== Task material ==

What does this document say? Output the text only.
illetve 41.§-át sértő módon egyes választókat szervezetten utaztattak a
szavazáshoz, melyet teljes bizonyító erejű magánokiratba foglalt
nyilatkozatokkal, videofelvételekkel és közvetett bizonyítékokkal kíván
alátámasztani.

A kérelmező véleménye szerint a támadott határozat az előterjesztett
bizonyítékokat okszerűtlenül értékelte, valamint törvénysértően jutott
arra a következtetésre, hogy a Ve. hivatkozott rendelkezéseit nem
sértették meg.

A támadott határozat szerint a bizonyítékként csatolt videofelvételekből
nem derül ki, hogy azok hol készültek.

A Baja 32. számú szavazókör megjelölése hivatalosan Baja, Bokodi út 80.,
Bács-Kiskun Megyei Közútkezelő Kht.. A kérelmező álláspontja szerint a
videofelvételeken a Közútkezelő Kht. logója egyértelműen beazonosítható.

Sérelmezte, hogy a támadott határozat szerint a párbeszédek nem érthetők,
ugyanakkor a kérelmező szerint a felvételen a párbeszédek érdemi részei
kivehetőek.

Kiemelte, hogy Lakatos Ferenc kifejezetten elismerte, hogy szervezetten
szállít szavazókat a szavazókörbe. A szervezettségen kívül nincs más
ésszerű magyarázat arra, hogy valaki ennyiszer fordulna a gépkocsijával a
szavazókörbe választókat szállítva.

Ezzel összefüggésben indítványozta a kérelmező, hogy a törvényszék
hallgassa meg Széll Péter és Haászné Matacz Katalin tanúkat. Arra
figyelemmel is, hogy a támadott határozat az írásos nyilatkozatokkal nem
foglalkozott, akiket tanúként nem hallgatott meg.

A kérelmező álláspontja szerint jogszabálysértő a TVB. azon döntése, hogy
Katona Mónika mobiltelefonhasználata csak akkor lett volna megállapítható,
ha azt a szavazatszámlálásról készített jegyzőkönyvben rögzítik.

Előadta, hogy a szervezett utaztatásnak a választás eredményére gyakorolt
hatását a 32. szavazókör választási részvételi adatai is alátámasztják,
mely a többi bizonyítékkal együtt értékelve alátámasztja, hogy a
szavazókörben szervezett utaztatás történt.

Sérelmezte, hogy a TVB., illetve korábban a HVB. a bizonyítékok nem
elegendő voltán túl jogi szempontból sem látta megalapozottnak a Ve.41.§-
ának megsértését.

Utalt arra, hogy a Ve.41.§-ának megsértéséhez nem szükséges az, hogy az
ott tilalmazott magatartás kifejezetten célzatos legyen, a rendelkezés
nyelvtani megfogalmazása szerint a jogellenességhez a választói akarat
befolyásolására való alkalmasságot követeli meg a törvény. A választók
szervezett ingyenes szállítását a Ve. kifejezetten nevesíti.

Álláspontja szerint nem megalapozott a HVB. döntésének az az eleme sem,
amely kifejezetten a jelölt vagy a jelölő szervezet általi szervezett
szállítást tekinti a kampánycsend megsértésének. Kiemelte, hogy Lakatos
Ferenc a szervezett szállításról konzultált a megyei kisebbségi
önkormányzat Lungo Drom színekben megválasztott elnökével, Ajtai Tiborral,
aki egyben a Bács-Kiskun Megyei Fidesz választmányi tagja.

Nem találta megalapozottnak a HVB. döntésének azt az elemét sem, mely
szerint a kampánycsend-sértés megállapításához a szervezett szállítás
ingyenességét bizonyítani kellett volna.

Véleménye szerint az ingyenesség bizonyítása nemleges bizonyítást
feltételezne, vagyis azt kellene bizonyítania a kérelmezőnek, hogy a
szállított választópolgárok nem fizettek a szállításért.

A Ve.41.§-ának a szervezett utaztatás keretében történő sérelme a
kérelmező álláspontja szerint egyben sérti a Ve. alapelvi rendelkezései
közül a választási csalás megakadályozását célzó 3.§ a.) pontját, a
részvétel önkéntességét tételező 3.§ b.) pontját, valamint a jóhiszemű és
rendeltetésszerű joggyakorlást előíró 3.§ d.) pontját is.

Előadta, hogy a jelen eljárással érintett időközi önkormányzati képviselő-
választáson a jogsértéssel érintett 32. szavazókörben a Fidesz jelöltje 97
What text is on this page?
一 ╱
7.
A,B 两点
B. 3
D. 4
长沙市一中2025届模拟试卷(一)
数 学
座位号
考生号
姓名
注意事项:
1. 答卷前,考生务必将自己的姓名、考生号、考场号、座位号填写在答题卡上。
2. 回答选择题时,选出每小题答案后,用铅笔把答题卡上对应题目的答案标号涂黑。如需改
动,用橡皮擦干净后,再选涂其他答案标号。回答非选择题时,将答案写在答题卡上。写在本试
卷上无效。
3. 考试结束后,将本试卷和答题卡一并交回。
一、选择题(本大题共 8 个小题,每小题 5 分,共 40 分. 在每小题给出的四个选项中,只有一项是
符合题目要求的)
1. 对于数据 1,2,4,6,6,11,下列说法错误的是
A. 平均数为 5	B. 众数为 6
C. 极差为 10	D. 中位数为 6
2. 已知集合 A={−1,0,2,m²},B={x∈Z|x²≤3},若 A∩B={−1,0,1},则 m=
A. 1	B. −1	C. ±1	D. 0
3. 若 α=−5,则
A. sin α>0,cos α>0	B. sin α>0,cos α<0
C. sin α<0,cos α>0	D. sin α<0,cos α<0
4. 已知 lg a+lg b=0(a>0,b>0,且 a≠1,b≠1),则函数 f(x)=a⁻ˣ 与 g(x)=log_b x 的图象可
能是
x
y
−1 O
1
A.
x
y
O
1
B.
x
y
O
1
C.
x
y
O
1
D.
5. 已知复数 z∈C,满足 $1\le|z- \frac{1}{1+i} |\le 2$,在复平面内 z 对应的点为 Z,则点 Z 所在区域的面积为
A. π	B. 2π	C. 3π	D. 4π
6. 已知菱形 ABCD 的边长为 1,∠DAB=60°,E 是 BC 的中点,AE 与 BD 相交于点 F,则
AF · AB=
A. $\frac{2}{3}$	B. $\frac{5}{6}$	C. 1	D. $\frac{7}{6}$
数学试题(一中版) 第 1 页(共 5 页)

===

[What you should do]: Copy each line of the entries that includes the word "Sérelmezte".

[Written answer]:
Sérelmezte, hogy a támadott határozat szerint a párbeszédek nem érthetők,
Sérelmezte, hogy a TVB., illetve korábban a HVB. a bizonyítékok nem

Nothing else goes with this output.